**PROBLEM TO SOLVE**
Find the lines holding "marker" and copy them.
## Begin DATASET CONTENT
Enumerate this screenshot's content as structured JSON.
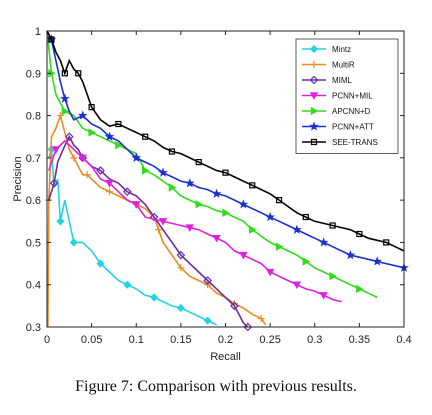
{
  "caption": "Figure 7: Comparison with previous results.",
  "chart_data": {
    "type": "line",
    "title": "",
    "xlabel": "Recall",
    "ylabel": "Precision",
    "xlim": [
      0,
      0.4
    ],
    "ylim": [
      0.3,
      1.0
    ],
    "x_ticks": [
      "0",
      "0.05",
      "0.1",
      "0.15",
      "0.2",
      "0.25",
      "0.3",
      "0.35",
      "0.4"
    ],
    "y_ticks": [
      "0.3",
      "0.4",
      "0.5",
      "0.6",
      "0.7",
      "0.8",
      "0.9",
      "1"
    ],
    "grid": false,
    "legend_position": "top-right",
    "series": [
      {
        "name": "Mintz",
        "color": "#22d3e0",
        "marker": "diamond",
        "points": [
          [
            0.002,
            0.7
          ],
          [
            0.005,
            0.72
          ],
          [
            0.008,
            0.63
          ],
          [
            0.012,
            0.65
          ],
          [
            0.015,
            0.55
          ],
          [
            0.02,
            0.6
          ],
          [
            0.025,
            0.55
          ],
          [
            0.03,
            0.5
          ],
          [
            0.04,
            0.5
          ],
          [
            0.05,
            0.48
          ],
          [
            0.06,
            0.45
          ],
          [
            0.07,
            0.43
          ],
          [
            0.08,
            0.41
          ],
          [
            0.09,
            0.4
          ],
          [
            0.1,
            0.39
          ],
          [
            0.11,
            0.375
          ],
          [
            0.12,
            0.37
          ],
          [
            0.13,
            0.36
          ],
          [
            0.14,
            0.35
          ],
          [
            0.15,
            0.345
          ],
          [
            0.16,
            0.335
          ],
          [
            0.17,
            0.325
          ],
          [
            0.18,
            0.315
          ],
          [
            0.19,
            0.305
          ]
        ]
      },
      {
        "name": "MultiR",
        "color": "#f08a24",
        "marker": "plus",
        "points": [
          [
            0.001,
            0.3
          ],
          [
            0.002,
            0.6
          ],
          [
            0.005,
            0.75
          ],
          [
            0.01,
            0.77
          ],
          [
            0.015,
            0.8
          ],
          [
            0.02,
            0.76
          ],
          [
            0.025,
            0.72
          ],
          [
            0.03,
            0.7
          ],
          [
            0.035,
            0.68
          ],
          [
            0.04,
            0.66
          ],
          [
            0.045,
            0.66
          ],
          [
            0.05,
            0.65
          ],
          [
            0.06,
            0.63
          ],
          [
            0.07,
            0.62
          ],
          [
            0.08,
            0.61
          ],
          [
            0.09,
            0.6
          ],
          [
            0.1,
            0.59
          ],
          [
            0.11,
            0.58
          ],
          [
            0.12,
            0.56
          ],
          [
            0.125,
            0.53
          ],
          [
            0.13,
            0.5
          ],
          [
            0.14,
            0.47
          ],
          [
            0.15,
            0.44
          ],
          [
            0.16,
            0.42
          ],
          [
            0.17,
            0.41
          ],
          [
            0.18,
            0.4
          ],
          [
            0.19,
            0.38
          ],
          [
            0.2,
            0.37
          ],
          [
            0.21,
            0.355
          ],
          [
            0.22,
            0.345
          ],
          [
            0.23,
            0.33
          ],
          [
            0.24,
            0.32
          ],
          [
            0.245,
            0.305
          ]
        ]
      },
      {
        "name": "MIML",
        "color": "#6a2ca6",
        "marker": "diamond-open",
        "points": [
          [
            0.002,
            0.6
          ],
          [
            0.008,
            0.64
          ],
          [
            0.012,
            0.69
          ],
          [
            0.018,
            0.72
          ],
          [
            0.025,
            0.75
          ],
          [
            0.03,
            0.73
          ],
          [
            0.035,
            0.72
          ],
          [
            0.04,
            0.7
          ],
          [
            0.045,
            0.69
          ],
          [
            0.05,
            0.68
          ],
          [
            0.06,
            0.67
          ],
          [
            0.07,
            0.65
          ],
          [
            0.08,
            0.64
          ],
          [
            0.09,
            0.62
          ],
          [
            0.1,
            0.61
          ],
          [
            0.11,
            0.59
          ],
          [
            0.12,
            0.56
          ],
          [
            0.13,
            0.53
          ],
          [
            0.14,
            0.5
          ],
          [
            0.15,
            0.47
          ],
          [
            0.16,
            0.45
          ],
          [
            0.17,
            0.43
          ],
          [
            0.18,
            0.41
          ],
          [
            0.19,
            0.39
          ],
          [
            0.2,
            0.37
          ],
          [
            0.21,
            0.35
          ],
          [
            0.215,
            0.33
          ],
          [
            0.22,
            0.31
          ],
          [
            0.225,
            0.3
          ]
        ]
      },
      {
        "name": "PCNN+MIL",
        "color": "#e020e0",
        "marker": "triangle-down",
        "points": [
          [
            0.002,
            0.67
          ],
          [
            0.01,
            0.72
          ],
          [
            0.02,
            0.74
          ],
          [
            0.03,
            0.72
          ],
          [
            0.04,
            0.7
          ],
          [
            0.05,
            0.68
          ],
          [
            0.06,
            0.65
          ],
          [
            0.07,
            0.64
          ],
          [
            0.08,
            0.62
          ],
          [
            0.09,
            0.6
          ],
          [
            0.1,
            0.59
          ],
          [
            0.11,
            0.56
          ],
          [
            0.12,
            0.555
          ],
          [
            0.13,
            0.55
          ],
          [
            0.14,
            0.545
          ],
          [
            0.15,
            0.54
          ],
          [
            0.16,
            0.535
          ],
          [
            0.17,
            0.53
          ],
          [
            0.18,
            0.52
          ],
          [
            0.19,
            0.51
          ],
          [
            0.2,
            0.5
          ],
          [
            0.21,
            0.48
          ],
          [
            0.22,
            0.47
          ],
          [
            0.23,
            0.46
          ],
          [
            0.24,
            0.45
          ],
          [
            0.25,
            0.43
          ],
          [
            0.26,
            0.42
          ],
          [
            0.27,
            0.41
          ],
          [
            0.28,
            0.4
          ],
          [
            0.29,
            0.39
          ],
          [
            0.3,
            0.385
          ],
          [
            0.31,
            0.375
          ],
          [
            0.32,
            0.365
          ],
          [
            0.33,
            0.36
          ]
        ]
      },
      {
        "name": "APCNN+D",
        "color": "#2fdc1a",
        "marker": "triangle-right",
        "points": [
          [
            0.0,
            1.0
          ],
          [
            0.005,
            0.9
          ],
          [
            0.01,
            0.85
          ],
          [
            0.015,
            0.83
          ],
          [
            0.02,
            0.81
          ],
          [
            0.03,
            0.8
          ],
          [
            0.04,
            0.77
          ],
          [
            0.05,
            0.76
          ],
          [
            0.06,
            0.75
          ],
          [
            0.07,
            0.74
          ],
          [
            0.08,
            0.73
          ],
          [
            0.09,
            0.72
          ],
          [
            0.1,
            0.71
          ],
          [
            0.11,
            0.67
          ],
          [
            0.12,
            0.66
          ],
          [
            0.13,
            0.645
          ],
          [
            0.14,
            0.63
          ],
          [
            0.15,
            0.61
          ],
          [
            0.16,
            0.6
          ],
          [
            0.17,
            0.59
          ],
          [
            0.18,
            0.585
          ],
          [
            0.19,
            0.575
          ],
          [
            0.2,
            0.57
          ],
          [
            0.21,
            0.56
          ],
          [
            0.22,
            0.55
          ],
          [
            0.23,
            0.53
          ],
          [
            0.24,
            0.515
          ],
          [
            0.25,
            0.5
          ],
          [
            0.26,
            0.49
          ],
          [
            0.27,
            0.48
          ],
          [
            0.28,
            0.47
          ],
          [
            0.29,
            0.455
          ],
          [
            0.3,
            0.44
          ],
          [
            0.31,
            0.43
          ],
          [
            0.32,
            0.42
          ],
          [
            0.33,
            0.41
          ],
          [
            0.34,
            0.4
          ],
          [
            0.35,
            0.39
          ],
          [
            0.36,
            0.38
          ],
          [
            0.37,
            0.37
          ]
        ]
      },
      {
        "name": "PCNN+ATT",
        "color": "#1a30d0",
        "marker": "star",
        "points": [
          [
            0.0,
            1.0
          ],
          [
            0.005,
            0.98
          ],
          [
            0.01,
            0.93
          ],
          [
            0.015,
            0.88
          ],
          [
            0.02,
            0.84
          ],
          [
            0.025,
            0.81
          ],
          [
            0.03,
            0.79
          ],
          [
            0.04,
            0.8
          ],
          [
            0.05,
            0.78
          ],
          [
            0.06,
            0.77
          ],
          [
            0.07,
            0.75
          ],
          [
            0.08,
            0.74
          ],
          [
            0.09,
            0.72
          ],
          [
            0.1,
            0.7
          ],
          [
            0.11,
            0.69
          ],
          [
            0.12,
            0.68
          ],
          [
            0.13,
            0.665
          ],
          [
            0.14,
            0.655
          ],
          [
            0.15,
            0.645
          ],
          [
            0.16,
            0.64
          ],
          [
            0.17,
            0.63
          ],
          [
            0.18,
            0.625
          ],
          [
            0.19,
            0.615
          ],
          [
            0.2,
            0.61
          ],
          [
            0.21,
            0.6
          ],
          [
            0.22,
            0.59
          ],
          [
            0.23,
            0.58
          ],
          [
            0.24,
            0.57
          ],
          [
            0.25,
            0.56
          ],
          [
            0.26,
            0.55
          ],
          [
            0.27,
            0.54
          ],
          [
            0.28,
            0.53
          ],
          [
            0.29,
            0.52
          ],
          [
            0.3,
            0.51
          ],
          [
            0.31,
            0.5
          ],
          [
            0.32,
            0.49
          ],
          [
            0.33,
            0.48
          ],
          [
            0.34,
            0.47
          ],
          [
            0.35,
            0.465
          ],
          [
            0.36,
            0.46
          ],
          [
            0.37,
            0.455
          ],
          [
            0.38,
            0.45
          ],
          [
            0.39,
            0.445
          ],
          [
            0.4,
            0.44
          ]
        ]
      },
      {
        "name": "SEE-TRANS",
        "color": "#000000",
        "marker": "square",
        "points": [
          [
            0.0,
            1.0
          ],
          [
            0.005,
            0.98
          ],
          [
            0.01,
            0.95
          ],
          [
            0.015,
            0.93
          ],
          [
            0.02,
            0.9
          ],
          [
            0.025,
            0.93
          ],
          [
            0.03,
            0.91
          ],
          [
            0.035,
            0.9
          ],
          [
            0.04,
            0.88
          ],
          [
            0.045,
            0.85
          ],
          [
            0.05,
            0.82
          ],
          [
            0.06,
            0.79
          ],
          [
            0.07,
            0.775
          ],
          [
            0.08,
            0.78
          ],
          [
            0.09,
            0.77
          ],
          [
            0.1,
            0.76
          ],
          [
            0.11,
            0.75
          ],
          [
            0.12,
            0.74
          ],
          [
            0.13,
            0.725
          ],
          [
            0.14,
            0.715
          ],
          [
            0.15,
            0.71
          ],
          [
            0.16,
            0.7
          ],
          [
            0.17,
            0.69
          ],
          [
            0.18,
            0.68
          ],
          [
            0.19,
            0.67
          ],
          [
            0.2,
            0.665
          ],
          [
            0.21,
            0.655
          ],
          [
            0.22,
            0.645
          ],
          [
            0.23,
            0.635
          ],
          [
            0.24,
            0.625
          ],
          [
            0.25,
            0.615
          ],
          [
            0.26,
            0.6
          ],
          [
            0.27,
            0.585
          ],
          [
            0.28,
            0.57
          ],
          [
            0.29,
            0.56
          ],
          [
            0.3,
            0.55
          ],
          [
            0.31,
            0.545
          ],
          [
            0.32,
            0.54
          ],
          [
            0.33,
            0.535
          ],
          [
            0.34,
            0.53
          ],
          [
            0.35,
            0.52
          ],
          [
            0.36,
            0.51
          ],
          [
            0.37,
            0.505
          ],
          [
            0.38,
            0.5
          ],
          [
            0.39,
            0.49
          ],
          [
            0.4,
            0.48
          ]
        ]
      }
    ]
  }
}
## End DATASET CONTENT
**TASK ANSWER**
        "marker": "diamond",
        "marker": "plus",
        "marker": "diamond-open",
        "marker": "triangle-down",
        "marker": "triangle-right",
        "marker": "star",
        "marker": "square",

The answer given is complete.